═════ Material for this task ═════
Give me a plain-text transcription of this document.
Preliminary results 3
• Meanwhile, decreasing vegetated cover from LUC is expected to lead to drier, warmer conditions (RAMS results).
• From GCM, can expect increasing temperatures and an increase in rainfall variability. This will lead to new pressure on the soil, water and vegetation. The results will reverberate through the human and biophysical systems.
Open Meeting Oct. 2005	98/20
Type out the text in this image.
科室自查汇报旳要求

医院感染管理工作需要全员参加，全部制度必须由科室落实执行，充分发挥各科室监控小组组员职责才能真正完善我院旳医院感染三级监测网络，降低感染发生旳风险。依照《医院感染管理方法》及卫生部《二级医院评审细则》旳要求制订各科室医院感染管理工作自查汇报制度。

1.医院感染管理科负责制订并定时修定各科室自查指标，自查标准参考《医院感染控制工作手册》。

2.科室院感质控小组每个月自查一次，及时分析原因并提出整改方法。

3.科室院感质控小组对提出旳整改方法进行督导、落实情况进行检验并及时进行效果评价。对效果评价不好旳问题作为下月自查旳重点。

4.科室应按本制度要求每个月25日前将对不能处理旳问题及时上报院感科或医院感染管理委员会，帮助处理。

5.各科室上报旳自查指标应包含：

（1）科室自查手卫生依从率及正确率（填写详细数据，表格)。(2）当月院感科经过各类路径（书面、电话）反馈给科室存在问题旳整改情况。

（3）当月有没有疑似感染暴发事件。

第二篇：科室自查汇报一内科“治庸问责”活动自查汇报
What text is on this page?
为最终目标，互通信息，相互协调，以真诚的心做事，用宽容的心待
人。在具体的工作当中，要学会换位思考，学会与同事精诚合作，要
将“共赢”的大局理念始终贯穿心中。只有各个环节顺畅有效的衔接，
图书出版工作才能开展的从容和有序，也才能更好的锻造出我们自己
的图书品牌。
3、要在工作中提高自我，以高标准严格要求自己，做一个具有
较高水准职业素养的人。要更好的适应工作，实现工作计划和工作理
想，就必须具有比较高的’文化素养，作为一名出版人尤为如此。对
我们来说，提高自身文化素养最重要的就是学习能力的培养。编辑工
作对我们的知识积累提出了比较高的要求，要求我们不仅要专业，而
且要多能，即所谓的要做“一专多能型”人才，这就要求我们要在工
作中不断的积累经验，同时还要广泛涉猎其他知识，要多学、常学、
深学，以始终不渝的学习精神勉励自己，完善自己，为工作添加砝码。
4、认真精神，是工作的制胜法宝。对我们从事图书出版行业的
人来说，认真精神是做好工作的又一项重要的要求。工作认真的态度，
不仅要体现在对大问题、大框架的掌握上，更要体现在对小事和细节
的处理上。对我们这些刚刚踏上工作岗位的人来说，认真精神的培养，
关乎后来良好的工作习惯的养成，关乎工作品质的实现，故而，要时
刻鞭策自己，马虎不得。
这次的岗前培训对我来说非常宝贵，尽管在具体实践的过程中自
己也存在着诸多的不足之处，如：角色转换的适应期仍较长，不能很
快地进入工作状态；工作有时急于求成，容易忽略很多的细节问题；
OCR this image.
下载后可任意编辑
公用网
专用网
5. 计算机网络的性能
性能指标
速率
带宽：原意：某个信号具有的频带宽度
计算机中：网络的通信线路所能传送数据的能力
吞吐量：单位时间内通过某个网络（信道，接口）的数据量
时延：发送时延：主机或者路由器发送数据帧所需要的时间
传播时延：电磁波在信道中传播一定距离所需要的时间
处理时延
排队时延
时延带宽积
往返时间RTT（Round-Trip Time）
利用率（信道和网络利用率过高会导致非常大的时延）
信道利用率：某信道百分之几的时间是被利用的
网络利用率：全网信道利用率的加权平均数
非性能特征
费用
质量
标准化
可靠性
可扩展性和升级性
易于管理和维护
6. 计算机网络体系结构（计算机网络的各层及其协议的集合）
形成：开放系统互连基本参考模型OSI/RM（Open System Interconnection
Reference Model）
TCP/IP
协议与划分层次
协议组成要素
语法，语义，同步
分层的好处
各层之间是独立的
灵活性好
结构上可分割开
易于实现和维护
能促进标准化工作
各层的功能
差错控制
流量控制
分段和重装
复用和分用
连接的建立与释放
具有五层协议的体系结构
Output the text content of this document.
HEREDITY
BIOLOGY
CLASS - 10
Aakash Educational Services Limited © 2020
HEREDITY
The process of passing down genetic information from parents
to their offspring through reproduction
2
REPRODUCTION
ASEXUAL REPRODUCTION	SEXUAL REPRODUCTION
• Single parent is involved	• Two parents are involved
═════
Brief: From the entries above, collect every line with the string "through" in it.

Solution for this exercise:
• From GCM, can expect increasing temperatures and an increase in rainfall variability. This will lead to new pressure on the soil, water and vegetation. The results will reverberate through the human and biophysical systems.
to their offspring through reproduction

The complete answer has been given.